DATA LISTING:
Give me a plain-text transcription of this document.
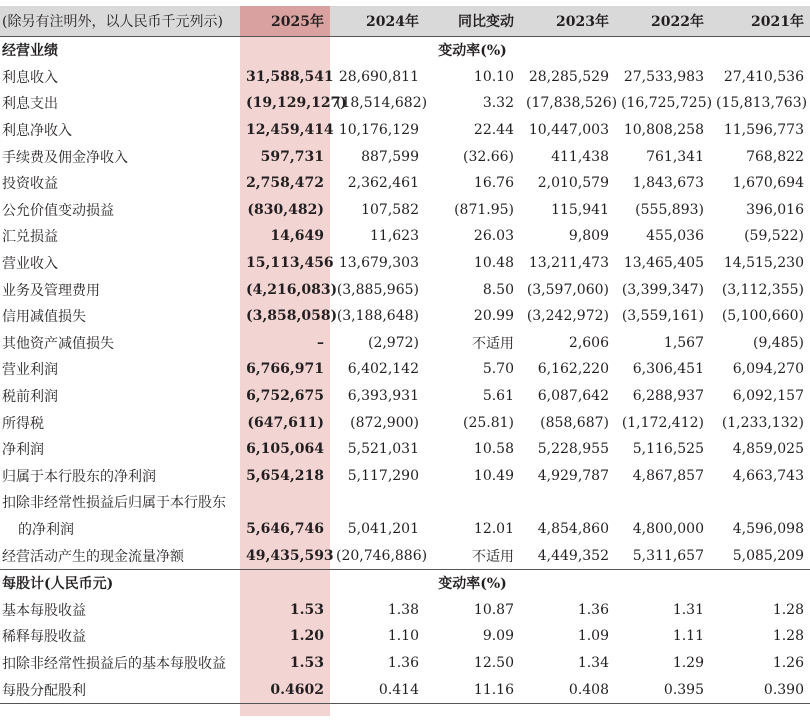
(除另有注明外，以人民币千元列示)	2025年	2024年	同比变动	2023年	2022年	2021年
经营业绩			变动率(%)			
利息收入	31,588,541	28,690,811	10.10	28,285,529	27,533,983	27,410,536
利息支出	(19,129,127)	(18,514,682)	3.32	(17,838,526)	(16,725,725)	(15,813,763)
利息净收入	12,459,414	10,176,129	22.44	10,447,003	10,808,258	11,596,773
手续费及佣金净收入	597,731	887,599	(32.66)	411,438	761,341	768,822
投资收益	2,758,472	2,362,461	16.76	2,010,579	1,843,673	1,670,694
公允价值变动损益	(830,482)	107,582	(871.95)	115,941	(555,893)	396,016
汇兑损益	14,649	11,623	26.03	9,809	455,036	(59,522)
营业收入	15,113,456	13,679,303	10.48	13,211,473	13,465,405	14,515,230
业务及管理费用	(4,216,083)	(3,885,965)	8.50	(3,597,060)	(3,399,347)	(3,112,355)
信用减值损失	(3,858,058)	(3,188,648)	20.99	(3,242,972)	(3,559,161)	(5,100,660)
其他资产减值损失	–	(2,972)	不适用	2,606	1,567	(9,485)
营业利润	6,766,971	6,402,142	5.70	6,162,220	6,306,451	6,094,270
税前利润	6,752,675	6,393,931	5.61	6,087,642	6,288,937	6,092,157
所得税	(647,611)	(872,900)	(25.81)	(858,687)	(1,172,412)	(1,233,132)
净利润	6,105,064	5,521,031	10.58	5,228,955	5,116,525	4,859,025
归属于本行股东的净利润	5,654,218	5,117,290	10.49	4,929,787	4,867,857	4,663,743
扣除非经常性损益后归属于本行股东						
的净利润	5,646,746	5,041,201	12.01	4,854,860	4,800,000	4,596,098
经营活动产生的现金流量净额	49,435,593	(20,746,886)	不适用	4,449,352	5,311,657	5,085,209
每股计(人民币元)			变动率(%)			
基本每股收益	1.53	1.38	10.87	1.36	1.31	1.28
稀释每股收益	1.20	1.10	9.09	1.09	1.11	1.28
扣除非经常性损益后的基本每股收益	1.53	1.36	12.50	1.34	1.29	1.26
每股分配股利	0.4602	0.414	11.16	0.408	0.395	0.390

WORK REQUIRED: In the copy, include no pictures; restate the listing above exactly.

ANSWER TO THE EXERCISE:
Give me a plain-text transcription of this document.
(除另有注明外，以人民币千元列示)	2025年	2024年	同比变动	2023年	2022年	2021年
经营业绩			变动率(%)			
利息收入	31,588,541	28,690,811	10.10	28,285,529	27,533,983	27,410,536
利息支出	(19,129,127)	(18,514,682)	3.32	(17,838,526)	(16,725,725)	(15,813,763)
利息净收入	12,459,414	10,176,129	22.44	10,447,003	10,808,258	11,596,773
手续费及佣金净收入	597,731	887,599	(32.66)	411,438	761,341	768,822
投资收益	2,758,472	2,362,461	16.76	2,010,579	1,843,673	1,670,694
公允价值变动损益	(830,482)	107,582	(871.95)	115,941	(555,893)	396,016
汇兑损益	14,649	11,623	26.03	9,809	455,036	(59,522)
营业收入	15,113,456	13,679,303	10.48	13,211,473	13,465,405	14,515,230
业务及管理费用	(4,216,083)	(3,885,965)	8.50	(3,597,060)	(3,399,347)	(3,112,355)
信用减值损失	(3,858,058)	(3,188,648)	20.99	(3,242,972)	(3,559,161)	(5,100,660)
其他资产减值损失	–	(2,972)	不适用	2,606	1,567	(9,485)
营业利润	6,766,971	6,402,142	5.70	6,162,220	6,306,451	6,094,270
税前利润	6,752,675	6,393,931	5.61	6,087,642	6,288,937	6,092,157
所得税	(647,611)	(872,900)	(25.81)	(858,687)	(1,172,412)	(1,233,132)
净利润	6,105,064	5,521,031	10.58	5,228,955	5,116,525	4,859,025
归属于本行股东的净利润	5,654,218	5,117,290	10.49	4,929,787	4,867,857	4,663,743
扣除非经常性损益后归属于本行股东						
的净利润	5,646,746	5,041,201	12.01	4,854,860	4,800,000	4,596,098
经营活动产生的现金流量净额	49,435,593	(20,746,886)	不适用	4,449,352	5,311,657	5,085,209
每股计(人民币元)			变动率(%)			
基本每股收益	1.53	1.38	10.87	1.36	1.31	1.28
稀释每股收益	1.20	1.10	9.09	1.09	1.11	1.28
扣除非经常性损益后的基本每股收益	1.53	1.36	12.50	1.34	1.29	1.26
每股分配股利	0.4602	0.414	11.16	0.408	0.395	0.390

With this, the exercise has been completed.